## [Exercise description]
In the data below, find every line with the string "true" and pull it out.

## [Provided data]
────────────────────

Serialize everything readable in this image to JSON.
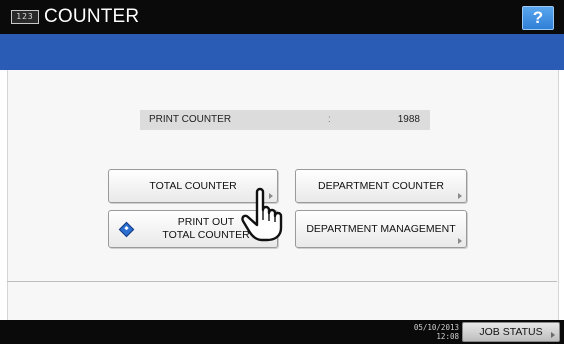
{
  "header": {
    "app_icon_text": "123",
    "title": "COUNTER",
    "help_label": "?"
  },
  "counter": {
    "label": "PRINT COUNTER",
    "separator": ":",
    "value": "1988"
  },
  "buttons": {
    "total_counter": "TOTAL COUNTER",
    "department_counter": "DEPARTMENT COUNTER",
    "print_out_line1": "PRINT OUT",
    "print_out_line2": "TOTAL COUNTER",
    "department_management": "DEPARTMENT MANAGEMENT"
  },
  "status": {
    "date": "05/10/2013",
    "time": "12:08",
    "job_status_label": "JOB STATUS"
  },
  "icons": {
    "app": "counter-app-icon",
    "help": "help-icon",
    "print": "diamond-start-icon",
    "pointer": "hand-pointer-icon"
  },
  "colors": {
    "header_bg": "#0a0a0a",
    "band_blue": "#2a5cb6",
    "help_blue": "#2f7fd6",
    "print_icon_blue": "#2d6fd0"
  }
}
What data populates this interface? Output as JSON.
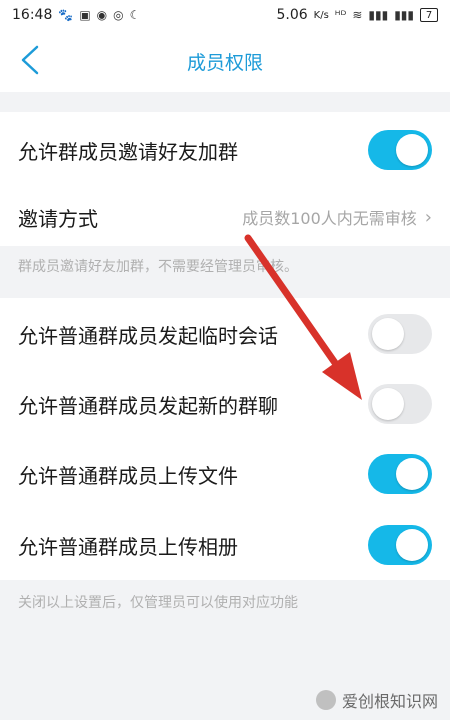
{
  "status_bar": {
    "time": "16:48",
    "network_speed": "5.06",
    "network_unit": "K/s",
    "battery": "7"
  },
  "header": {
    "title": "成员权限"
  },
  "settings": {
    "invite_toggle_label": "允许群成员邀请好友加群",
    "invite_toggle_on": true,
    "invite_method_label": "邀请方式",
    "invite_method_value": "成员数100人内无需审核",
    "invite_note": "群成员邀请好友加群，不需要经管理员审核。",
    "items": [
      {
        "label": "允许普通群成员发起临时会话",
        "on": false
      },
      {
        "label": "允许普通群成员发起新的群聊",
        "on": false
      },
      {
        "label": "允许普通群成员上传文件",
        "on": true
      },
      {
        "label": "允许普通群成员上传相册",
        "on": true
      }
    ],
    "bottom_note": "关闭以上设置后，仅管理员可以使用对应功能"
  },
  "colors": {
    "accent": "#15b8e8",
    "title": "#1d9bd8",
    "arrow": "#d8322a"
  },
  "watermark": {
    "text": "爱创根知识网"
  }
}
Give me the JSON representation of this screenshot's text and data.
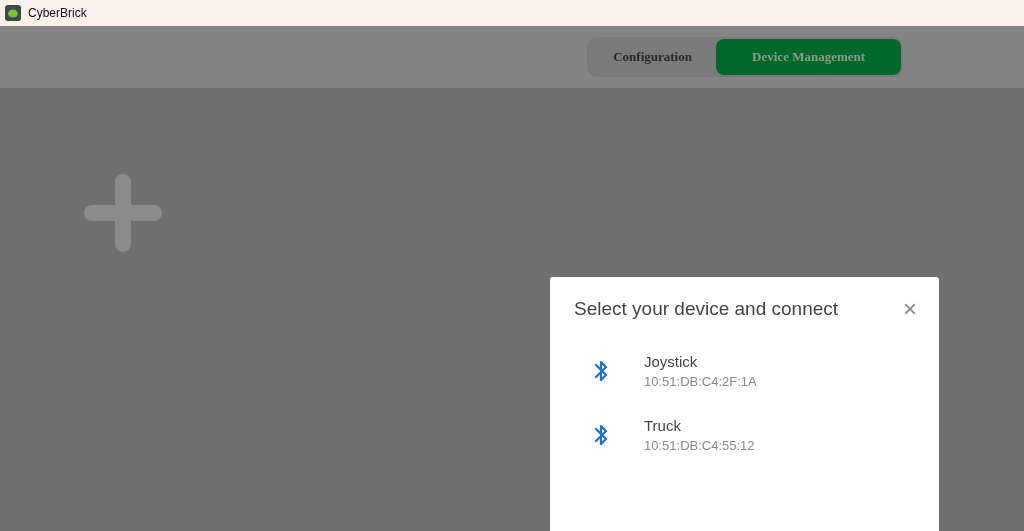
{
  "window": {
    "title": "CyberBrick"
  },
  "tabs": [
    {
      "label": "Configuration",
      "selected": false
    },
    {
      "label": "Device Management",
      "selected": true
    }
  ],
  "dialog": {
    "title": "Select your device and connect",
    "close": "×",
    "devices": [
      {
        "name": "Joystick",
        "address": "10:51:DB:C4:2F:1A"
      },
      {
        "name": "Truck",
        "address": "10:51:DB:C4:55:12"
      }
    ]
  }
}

────────────────────

## [Result for this task]
    "invite_toggle_on": true,
        "on": true
        "on": true
      "selected": true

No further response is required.